What lines of the data hold the string "happening"? Pull each one out.

════════

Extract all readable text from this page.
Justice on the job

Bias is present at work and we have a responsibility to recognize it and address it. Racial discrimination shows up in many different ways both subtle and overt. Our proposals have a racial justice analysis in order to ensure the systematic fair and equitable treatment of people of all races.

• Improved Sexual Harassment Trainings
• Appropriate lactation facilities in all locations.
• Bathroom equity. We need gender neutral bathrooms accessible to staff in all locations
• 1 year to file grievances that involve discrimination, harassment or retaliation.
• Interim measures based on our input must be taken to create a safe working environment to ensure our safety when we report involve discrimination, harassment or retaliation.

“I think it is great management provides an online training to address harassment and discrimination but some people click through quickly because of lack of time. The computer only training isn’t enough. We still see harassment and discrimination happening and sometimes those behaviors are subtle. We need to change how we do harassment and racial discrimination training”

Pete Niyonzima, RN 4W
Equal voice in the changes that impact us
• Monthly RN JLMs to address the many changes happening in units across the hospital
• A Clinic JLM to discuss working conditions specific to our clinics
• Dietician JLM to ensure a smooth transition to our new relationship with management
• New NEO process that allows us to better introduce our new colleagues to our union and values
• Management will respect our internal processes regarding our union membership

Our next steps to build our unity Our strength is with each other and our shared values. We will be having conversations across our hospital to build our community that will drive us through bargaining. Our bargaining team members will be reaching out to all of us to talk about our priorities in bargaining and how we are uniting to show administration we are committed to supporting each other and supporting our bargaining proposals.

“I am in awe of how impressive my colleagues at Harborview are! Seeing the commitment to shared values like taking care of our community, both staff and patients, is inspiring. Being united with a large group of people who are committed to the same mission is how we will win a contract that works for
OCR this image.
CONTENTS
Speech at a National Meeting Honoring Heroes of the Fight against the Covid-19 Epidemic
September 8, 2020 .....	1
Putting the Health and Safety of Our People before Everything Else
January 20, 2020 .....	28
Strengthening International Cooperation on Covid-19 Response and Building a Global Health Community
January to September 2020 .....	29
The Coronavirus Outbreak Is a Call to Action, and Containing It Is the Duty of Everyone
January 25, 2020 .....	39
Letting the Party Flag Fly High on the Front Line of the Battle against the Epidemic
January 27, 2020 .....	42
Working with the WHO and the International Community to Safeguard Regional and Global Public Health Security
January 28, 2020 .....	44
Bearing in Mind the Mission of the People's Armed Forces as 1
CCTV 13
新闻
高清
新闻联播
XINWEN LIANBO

════════

WRITTEN ANSWER:
“I think it is great management provides an online training to address harassment and discrimination but some people click through quickly because of lack of time. The computer only training isn’t enough. We still see harassment and discrimination happening and sometimes those behaviors are subtle. We need to change how we do harassment and racial discrimination training”
• Monthly RN JLMs to address the many changes happening in units across the hospital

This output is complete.